------ TASK INPUT

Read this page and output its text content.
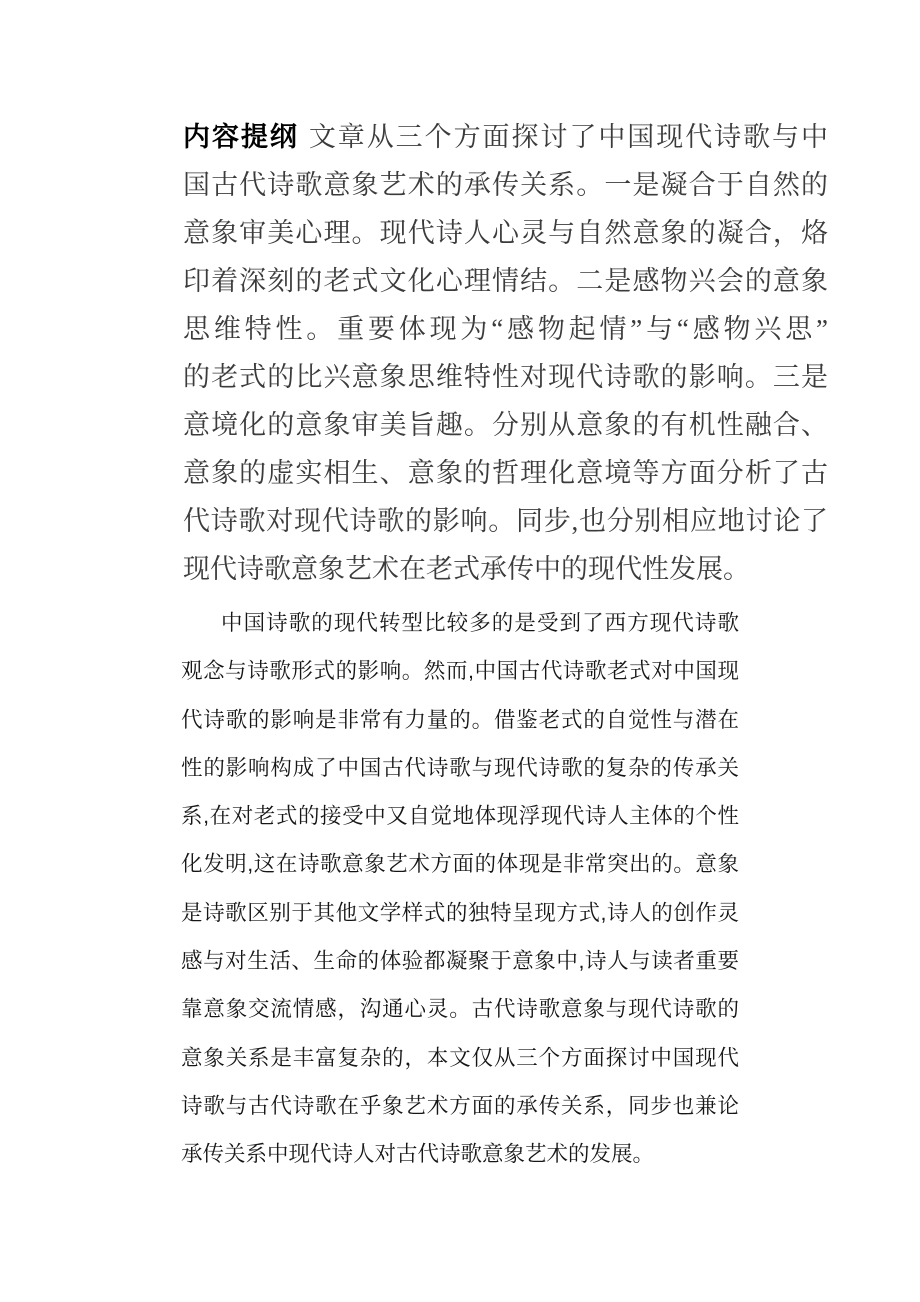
内容提纲 文章从三个方面探讨了中国现代诗歌与中
国古代诗歌意象艺术的承传关系。一是凝合于自然的
意象审美心理。现代诗人心灵与自然意象的凝合，烙
印着深刻的老式文化心理情结。二是感物兴会的意象
思维特性。重要体现为“感物起情”与“感物兴思”
的老式的比兴意象思维特性对现代诗歌的影响。三是
意境化的意象审美旨趣。分别从意象的有机性融合、
意象的虚实相生、意象的哲理化意境等方面分析了古
代诗歌对现代诗歌的影响。同步,也分别相应地讨论了
现代诗歌意象艺术在老式承传中的现代性发展。
中国诗歌的现代转型比较多的是受到了西方现代诗歌
观念与诗歌形式的影响。然而,中国古代诗歌老式对中国现
代诗歌的影响是非常有力量的。借鉴老式的自觉性与潜在
性的影响构成了中国古代诗歌与现代诗歌的复杂的传承关
系,在对老式的接受中又自觉地体现浮现代诗人主体的个性
化发明,这在诗歌意象艺术方面的体现是非常突出的。意象
是诗歌区别于其他文学样式的独特呈现方式,诗人的创作灵
感与对生活、生命的体验都凝聚于意象中,诗人与读者重要
靠意象交流情感，沟通心灵。古代诗歌意象与现代诗歌的
意象关系是丰富复杂的，本文仅从三个方面探讨中国现代
诗歌与古代诗歌在乎象艺术方面的承传关系，同步也兼论
承传关系中现代诗人对古代诗歌意象艺术的发展。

------------

# [SET EXERCISE]
Repeat the data exactly, dropping every picture it holds.

# [FINAL RESULT]
Read this page and output its text content.
内容提纲 文章从三个方面探讨了中国现代诗歌与中
国古代诗歌意象艺术的承传关系。一是凝合于自然的
意象审美心理。现代诗人心灵与自然意象的凝合，烙
印着深刻的老式文化心理情结。二是感物兴会的意象
思维特性。重要体现为“感物起情”与“感物兴思”
的老式的比兴意象思维特性对现代诗歌的影响。三是
意境化的意象审美旨趣。分别从意象的有机性融合、
意象的虚实相生、意象的哲理化意境等方面分析了古
代诗歌对现代诗歌的影响。同步,也分别相应地讨论了
现代诗歌意象艺术在老式承传中的现代性发展。
中国诗歌的现代转型比较多的是受到了西方现代诗歌
观念与诗歌形式的影响。然而,中国古代诗歌老式对中国现
代诗歌的影响是非常有力量的。借鉴老式的自觉性与潜在
性的影响构成了中国古代诗歌与现代诗歌的复杂的传承关
系,在对老式的接受中又自觉地体现浮现代诗人主体的个性
化发明,这在诗歌意象艺术方面的体现是非常突出的。意象
是诗歌区别于其他文学样式的独特呈现方式,诗人的创作灵
感与对生活、生命的体验都凝聚于意象中,诗人与读者重要
靠意象交流情感，沟通心灵。古代诗歌意象与现代诗歌的
意象关系是丰富复杂的，本文仅从三个方面探讨中国现代
诗歌与古代诗歌在乎象艺术方面的承传关系，同步也兼论
承传关系中现代诗人对古代诗歌意象艺术的发展。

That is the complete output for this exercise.